++++ Task material

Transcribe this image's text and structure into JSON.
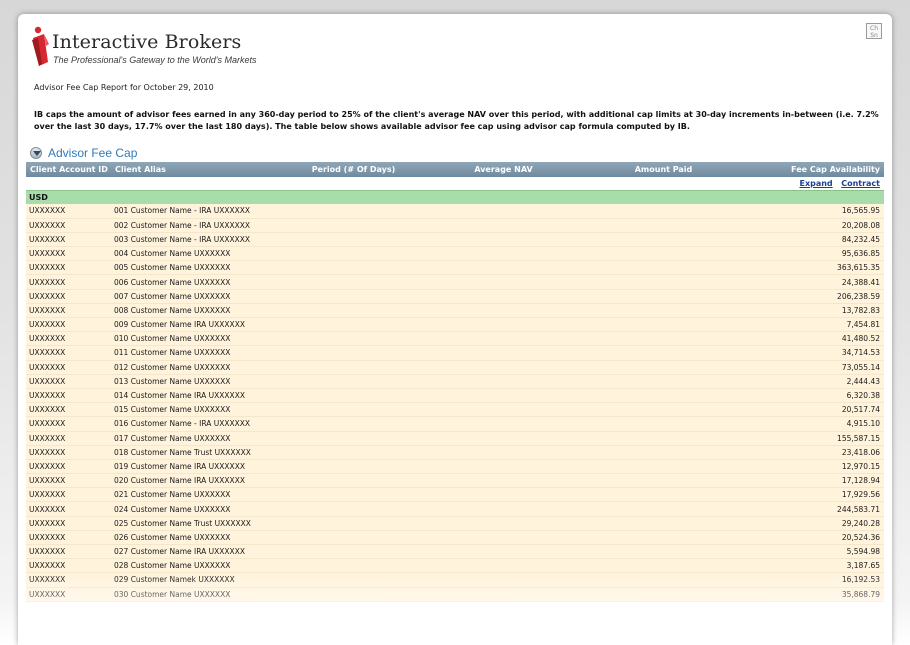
{
  "header": {
    "logo_name": "Interactive Brokers",
    "logo_tagline": "The Professional's Gateway to the World's Markets",
    "corner_icon": "restore-icon",
    "corner_text": "Ch\nSn"
  },
  "report": {
    "title": "Advisor Fee Cap Report for October 29, 2010",
    "description": "IB caps the amount of advisor fees earned in any 360-day period to 25% of the client's average NAV over this period, with additional cap limits at 30-day increments in-between (i.e. 7.2% over the last 30 days, 17.7% over the last 180 days). The table below shows available advisor fee cap using advisor cap formula computed by IB."
  },
  "section": {
    "title": "Advisor Fee Cap",
    "icon": "collapse-arrow-icon"
  },
  "table": {
    "columns": [
      "Client Account ID",
      "Client Alias",
      "Period (# Of Days)",
      "Average NAV",
      "Amount Paid",
      "Fee Cap Availability"
    ],
    "expand_label": "Expand",
    "contract_label": "Contract",
    "currency": "USD",
    "rows": [
      {
        "id": "UXXXXXX",
        "alias": "001 Customer Name - IRA UXXXXXX",
        "cap": "16,565.95"
      },
      {
        "id": "UXXXXXX",
        "alias": "002 Customer Name - IRA UXXXXXX",
        "cap": "20,208.08"
      },
      {
        "id": "UXXXXXX",
        "alias": "003 Customer Name - IRA UXXXXXX",
        "cap": "84,232.45"
      },
      {
        "id": "UXXXXXX",
        "alias": "004 Customer Name UXXXXXX",
        "cap": "95,636.85"
      },
      {
        "id": "UXXXXXX",
        "alias": "005 Customer Name UXXXXXX",
        "cap": "363,615.35"
      },
      {
        "id": "UXXXXXX",
        "alias": "006 Customer Name UXXXXXX",
        "cap": "24,388.41"
      },
      {
        "id": "UXXXXXX",
        "alias": "007 Customer Name UXXXXXX",
        "cap": "206,238.59"
      },
      {
        "id": "UXXXXXX",
        "alias": "008 Customer Name UXXXXXX",
        "cap": "13,782.83"
      },
      {
        "id": "UXXXXXX",
        "alias": "009 Customer Name IRA UXXXXXX",
        "cap": "7,454.81"
      },
      {
        "id": "UXXXXXX",
        "alias": "010 Customer Name UXXXXXX",
        "cap": "41,480.52"
      },
      {
        "id": "UXXXXXX",
        "alias": "011 Customer Name UXXXXXX",
        "cap": "34,714.53"
      },
      {
        "id": "UXXXXXX",
        "alias": "012 Customer Name UXXXXXX",
        "cap": "73,055.14"
      },
      {
        "id": "UXXXXXX",
        "alias": "013 Customer Name UXXXXXX",
        "cap": "2,444.43"
      },
      {
        "id": "UXXXXXX",
        "alias": "014 Customer Name IRA UXXXXXX",
        "cap": "6,320.38"
      },
      {
        "id": "UXXXXXX",
        "alias": "015 Customer Name UXXXXXX",
        "cap": "20,517.74"
      },
      {
        "id": "UXXXXXX",
        "alias": "016 Customer Name - IRA UXXXXXX",
        "cap": "4,915.10"
      },
      {
        "id": "UXXXXXX",
        "alias": "017 Customer Name UXXXXXX",
        "cap": "155,587.15"
      },
      {
        "id": "UXXXXXX",
        "alias": "018 Customer Name Trust UXXXXXX",
        "cap": "23,418.06"
      },
      {
        "id": "UXXXXXX",
        "alias": "019 Customer Name IRA UXXXXXX",
        "cap": "12,970.15"
      },
      {
        "id": "UXXXXXX",
        "alias": "020 Customer Name IRA UXXXXXX",
        "cap": "17,128.94"
      },
      {
        "id": "UXXXXXX",
        "alias": "021 Customer Name UXXXXXX",
        "cap": "17,929.56"
      },
      {
        "id": "UXXXXXX",
        "alias": "024 Customer Name UXXXXXX",
        "cap": "244,583.71"
      },
      {
        "id": "UXXXXXX",
        "alias": "025 Customer Name Trust UXXXXXX",
        "cap": "29,240.28"
      },
      {
        "id": "UXXXXXX",
        "alias": "026 Customer Name UXXXXXX",
        "cap": "20,524.36"
      },
      {
        "id": "UXXXXXX",
        "alias": "027 Customer Name IRA UXXXXXX",
        "cap": "5,594.98"
      },
      {
        "id": "UXXXXXX",
        "alias": "028 Customer Name UXXXXXX",
        "cap": "3,187.65"
      },
      {
        "id": "UXXXXXX",
        "alias": "029 Customer Namek UXXXXXX",
        "cap": "16,192.53"
      },
      {
        "id": "UXXXXXX",
        "alias": "030 Customer Name UXXXXXX",
        "cap": "35,868.79"
      }
    ]
  },
  "colors": {
    "header_bar": "#7a94a8",
    "currency_row": "#a8dcaa",
    "data_row": "#fff3dc",
    "section_title": "#2f7ab8",
    "logo_red": "#d7282f"
  }
}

++++++++

The request ::
Exactly reproduce each record, leaving out any pictures.

Written answer ::
Transcribe this image's text and structure into JSON.
{
  "header": {
    "logo_name": "Interactive Brokers",
    "logo_tagline": "The Professional's Gateway to the World's Markets",
    "corner_icon": "restore-icon",
    "corner_text": "Ch\nSn"
  },
  "report": {
    "title": "Advisor Fee Cap Report for October 29, 2010",
    "description": "IB caps the amount of advisor fees earned in any 360-day period to 25% of the client's average NAV over this period, with additional cap limits at 30-day increments in-between (i.e. 7.2% over the last 30 days, 17.7% over the last 180 days). The table below shows available advisor fee cap using advisor cap formula computed by IB."
  },
  "section": {
    "title": "Advisor Fee Cap",
    "icon": "collapse-arrow-icon"
  },
  "table": {
    "columns": [
      "Client Account ID",
      "Client Alias",
      "Period (# Of Days)",
      "Average NAV",
      "Amount Paid",
      "Fee Cap Availability"
    ],
    "expand_label": "Expand",
    "contract_label": "Contract",
    "currency": "USD",
    "rows": [
      {
        "id": "UXXXXXX",
        "alias": "001 Customer Name - IRA UXXXXXX",
        "cap": "16,565.95"
      },
      {
        "id": "UXXXXXX",
        "alias": "002 Customer Name - IRA UXXXXXX",
        "cap": "20,208.08"
      },
      {
        "id": "UXXXXXX",
        "alias": "003 Customer Name - IRA UXXXXXX",
        "cap": "84,232.45"
      },
      {
        "id": "UXXXXXX",
        "alias": "004 Customer Name UXXXXXX",
        "cap": "95,636.85"
      },
      {
        "id": "UXXXXXX",
        "alias": "005 Customer Name UXXXXXX",
        "cap": "363,615.35"
      },
      {
        "id": "UXXXXXX",
        "alias": "006 Customer Name UXXXXXX",
        "cap": "24,388.41"
      },
      {
        "id": "UXXXXXX",
        "alias": "007 Customer Name UXXXXXX",
        "cap": "206,238.59"
      },
      {
        "id": "UXXXXXX",
        "alias": "008 Customer Name UXXXXXX",
        "cap": "13,782.83"
      },
      {
        "id": "UXXXXXX",
        "alias": "009 Customer Name IRA UXXXXXX",
        "cap": "7,454.81"
      },
      {
        "id": "UXXXXXX",
        "alias": "010 Customer Name UXXXXXX",
        "cap": "41,480.52"
      },
      {
        "id": "UXXXXXX",
        "alias": "011 Customer Name UXXXXXX",
        "cap": "34,714.53"
      },
      {
        "id": "UXXXXXX",
        "alias": "012 Customer Name UXXXXXX",
        "cap": "73,055.14"
      },
      {
        "id": "UXXXXXX",
        "alias": "013 Customer Name UXXXXXX",
        "cap": "2,444.43"
      },
      {
        "id": "UXXXXXX",
        "alias": "014 Customer Name IRA UXXXXXX",
        "cap": "6,320.38"
      },
      {
        "id": "UXXXXXX",
        "alias": "015 Customer Name UXXXXXX",
        "cap": "20,517.74"
      },
      {
        "id": "UXXXXXX",
        "alias": "016 Customer Name - IRA UXXXXXX",
        "cap": "4,915.10"
      },
      {
        "id": "UXXXXXX",
        "alias": "017 Customer Name UXXXXXX",
        "cap": "155,587.15"
      },
      {
        "id": "UXXXXXX",
        "alias": "018 Customer Name Trust UXXXXXX",
        "cap": "23,418.06"
      },
      {
        "id": "UXXXXXX",
        "alias": "019 Customer Name IRA UXXXXXX",
        "cap": "12,970.15"
      },
      {
        "id": "UXXXXXX",
        "alias": "020 Customer Name IRA UXXXXXX",
        "cap": "17,128.94"
      },
      {
        "id": "UXXXXXX",
        "alias": "021 Customer Name UXXXXXX",
        "cap": "17,929.56"
      },
      {
        "id": "UXXXXXX",
        "alias": "024 Customer Name UXXXXXX",
        "cap": "244,583.71"
      },
      {
        "id": "UXXXXXX",
        "alias": "025 Customer Name Trust UXXXXXX",
        "cap": "29,240.28"
      },
      {
        "id": "UXXXXXX",
        "alias": "026 Customer Name UXXXXXX",
        "cap": "20,524.36"
      },
      {
        "id": "UXXXXXX",
        "alias": "027 Customer Name IRA UXXXXXX",
        "cap": "5,594.98"
      },
      {
        "id": "UXXXXXX",
        "alias": "028 Customer Name UXXXXXX",
        "cap": "3,187.65"
      },
      {
        "id": "UXXXXXX",
        "alias": "029 Customer Namek UXXXXXX",
        "cap": "16,192.53"
      },
      {
        "id": "UXXXXXX",
        "alias": "030 Customer Name UXXXXXX",
        "cap": "35,868.79"
      }
    ]
  },
  "colors": {
    "header_bar": "#7a94a8",
    "currency_row": "#a8dcaa",
    "data_row": "#fff3dc",
    "section_title": "#2f7ab8",
    "logo_red": "#d7282f"
  }
}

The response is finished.